(SET EXERCISE)
Determine how many lines in the entries below include "dapat". The reply should be that number and nothing else.
--- Start INPUT MATERIAL ---
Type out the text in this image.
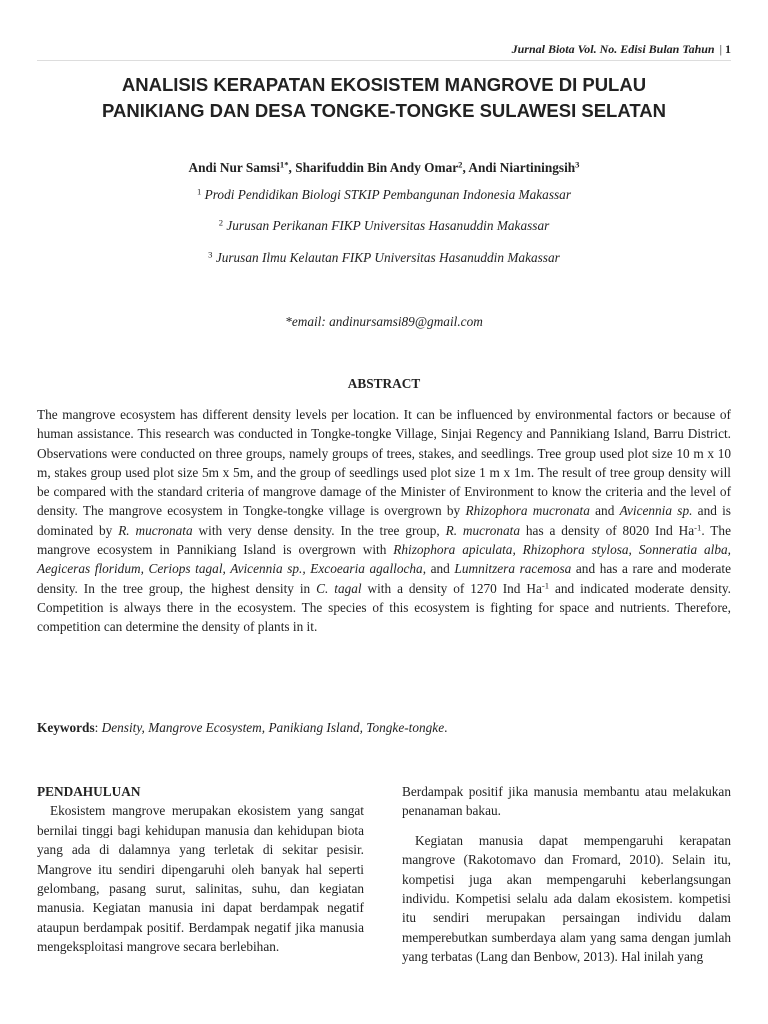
Jurnal Biota Vol. No. Edisi Bulan Tahun | 1
ANALISIS KERAPATAN EKOSISTEM MANGROVE DI PULAU
PANIKIANG DAN DESA TONGKE-TONGKE SULAWESI SELATAN
Andi Nur Samsi$^{1*}$, Sharifuddin Bin Andy Omar$^2$, Andi Niartiningsih$^3$
$^1$ Prodi Pendidikan Biologi STKIP Pembangunan Indonesia Makassar
$^2$ Jurusan Perikanan FIKP Universitas Hasanuddin Makassar
$^3$ Jurusan Ilmu Kelautan FIKP Universitas Hasanuddin Makassar
*email: andinursamsi89@gmail.com
ABSTRACT

The mangrove ecosystem has different density levels per location. It can be influenced by environmental factors or because of human assistance. This research was conducted in Tongke-tongke Village, Sinjai Regency and Pannikiang Island, Barru District. Observations were conducted on three groups, namely groups of trees, stakes, and seedlings. Tree group used plot size 10 m x 10 m, stakes group used plot size 5m x 5m, and the group of seedlings used plot size 1 m x 1m. The result of tree group density will be compared with the standard criteria of mangrove damage of the Minister of Environment to know the criteria and the level of density. The mangrove ecosystem in Tongke-tongke village is overgrown by Rhizophora mucronata and Avicennia sp. and is dominated by R. mucronata with very dense density. In the tree group, R. mucronata has a density of 8020 Ind $Ha^{-1}$. The mangrove ecosystem in Pannikiang Island is overgrown with Rhizophora apiculata, Rhizophora stylosa, Sonneratia alba, Aegiceras floridum, Ceriops tagal, Avicennia sp., Excoearia agallocha, and Lumnitzera racemosa and has a rare and moderate density. In the tree group, the highest density in C. tagal with a density of 1270 Ind $Ha^{-1}$ and indicated moderate density. Competition is always there in the ecosystem. The species of this ecosystem is fighting for space and nutrients. Therefore, competition can determine the density of plants in it.

Keywords: Density, Mangrove Ecosystem, Panikiang Island, Tongke-tongke.

PENDAHULUAN

Ekosistem mangrove merupakan ekosistem yang sangat bernilai tinggi bagi kehidupan manusia dan kehidupan biota yang ada di dalamnya yang terletak di sekitar pesisir. Mangrove itu sendiri dipengaruhi oleh banyak hal seperti gelombang, pasang surut, salinitas, suhu, dan kegiatan manusia. Kegiatan manusia ini dapat berdampak negatif ataupun berdampak positif. Berdampak negatif jika manusia mengeksploitasi mangrove secara berlebihan.

Berdampak positif jika manusia membantu atau melakukan penanaman bakau.

Kegiatan manusia dapat mempengaruhi kerapatan mangrove (Rakotomavo dan Fromard, 2010). Selain itu, kompetisi juga akan mempengaruhi keberlangsungan individu. Kompetisi selalu ada dalam ekosistem. kompetisi itu sendiri merupakan persaingan individu dalam memperebutkan sumberdaya alam yang sama dengan jumlah yang terbatas (Lang dan Benbow, 2013). Hal inilah yang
--- End INPUT MATERIAL ---
(REPLY)
2